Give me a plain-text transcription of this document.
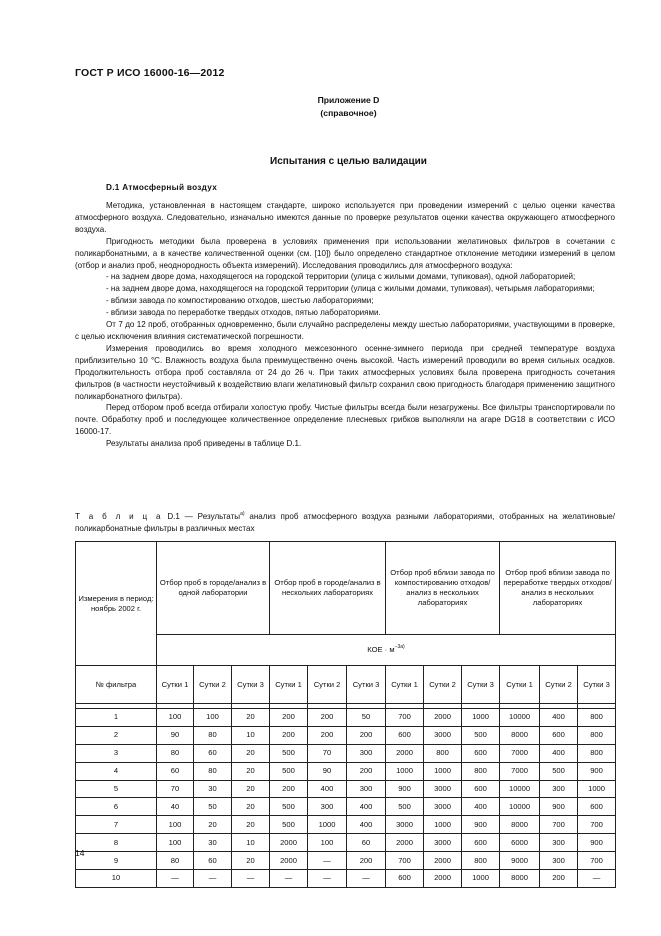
ГОСТ Р ИСО 16000-16—2012
Приложение D
(справочное)
Испытания с целью валидации
D.1 Атмосферный воздух

Методика, установленная в настоящем стандарте, широко используется при проведении измерений с целью оценки качества атмосферного воздуха. Следовательно, изначально имеются данные по проверке результатов оценки качества окружающего атмосферного воздуха.

Пригодность методики была проверена в условиях применения при использовании желатиновых фильтров в сочетании с поликарбонатными, а в качестве количественной оценки (см. [10]) было определено стандартное отклонение методики измерений в целом (отбор и анализ проб, неоднородность объекта измерений). Исследования проводились для атмосферного воздуха:

- на заднем дворе дома, находящегося на городской территории (улица с жилыми домами, тупиковая), одной лабораторией;

- на заднем дворе дома, находящегося на городской территории (улица с жилыми домами, тупиковая), четырьмя лабораториями;

- вблизи завода по компостированию отходов, шестью лабораториями;

- вблизи завода по переработке твердых отходов, пятью лабораториями.

От 7 до 12 проб, отобранных одновременно, были случайно распределены между шестью лабораториями, участвующими в проверке, с целью исключения влияния систематической погрешности.

Измерения проводились во время холодного межсезонного осенне-зимнего периода при средней температуре воздуха приблизительно 10 °С. Влажность воздуха была преимущественно очень высокой. Часть измерений проводили во время сильных осадков. Продолжительность отбора проб составляла от 24 до 26 ч. При таких атмосферных условиях была проверена пригодность сочетания фильтров (в частности неустойчивый к воздействию влаги желатиновый фильтр сохранил свою пригодность благодаря применению защитного поликарбонатного фильтра).

Перед отбором проб всегда отбирали холостую пробу. Чистые фильтры всегда были незагружены. Все фильтры транспортировали по почте. Обработку проб и последующее количественное определение плесневых грибков выполняли на агаре DG18 в соответствии с ИСО 16000-17.

Результаты анализа проб приведены в таблице D.1.

Т а б л и ц а D.1 — Результаты$^{а)}$ анализ проб атмосферного воздуха разными лабораториями, отобранных на желатиновые/поликарбонатные фильтры в различных местах
Измерения в период: ноябрь 2002 г.	Отбор проб в городе/анализ в одной лаборатории			Отбор проб в городе/анализ в нескольких лабораториях			Отбор проб вблизи завода по компостированию отходов/анализ в нескольких лабораториях			Отбор проб вблизи завода по переработке твердых отходов/анализ в нескольких лабораториях		
	КОЕ · $м^{-3а)}$
№ фильтра	Сутки 1	Сутки 2	Сутки 3	Сутки 1	Сутки 2	Сутки 3	Сутки 1	Сутки 2	Сутки 3	Сутки 1	Сутки 2	Сутки 3

1	100	100	20	200	200	50	700	2000	1000	10000	400	800
2	90	80	10	200	200	200	600	3000	500	8000	600	800
3	80	60	20	500	70	300	2000	800	600	7000	400	800
4	60	80	20	500	90	200	1000	1000	800	7000	500	900
5	70	30	20	200	400	300	900	3000	600	10000	300	1000
6	40	50	20	500	300	400	500	3000	400	10000	900	600
7	100	20	20	500	1000	400	3000	1000	900	8000	700	700
8	100	30	10	2000	100	60	2000	3000	600	6000	300	900
9	80	60	20	2000	—	200	700	2000	800	9000	300	700
10	—	—	—	—	—	—	600	2000	1000	8000	200	—
14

********************

# Given task
Copy every line above in which the string "отходов" shows up.

# Exercise response
- вблизи завода по компостированию отходов, шестью лабораториями;
- вблизи завода по переработке твердых отходов, пятью лабораториями.
Измерения в период: ноябрь 2002 г.	Отбор проб в городе/анализ в одной лаборатории			Отбор проб в городе/анализ в нескольких лабораториях			Отбор проб вблизи завода по компостированию отходов/анализ в нескольких лабораториях			Отбор проб вблизи завода по переработке твердых отходов/анализ в нескольких лабораториях		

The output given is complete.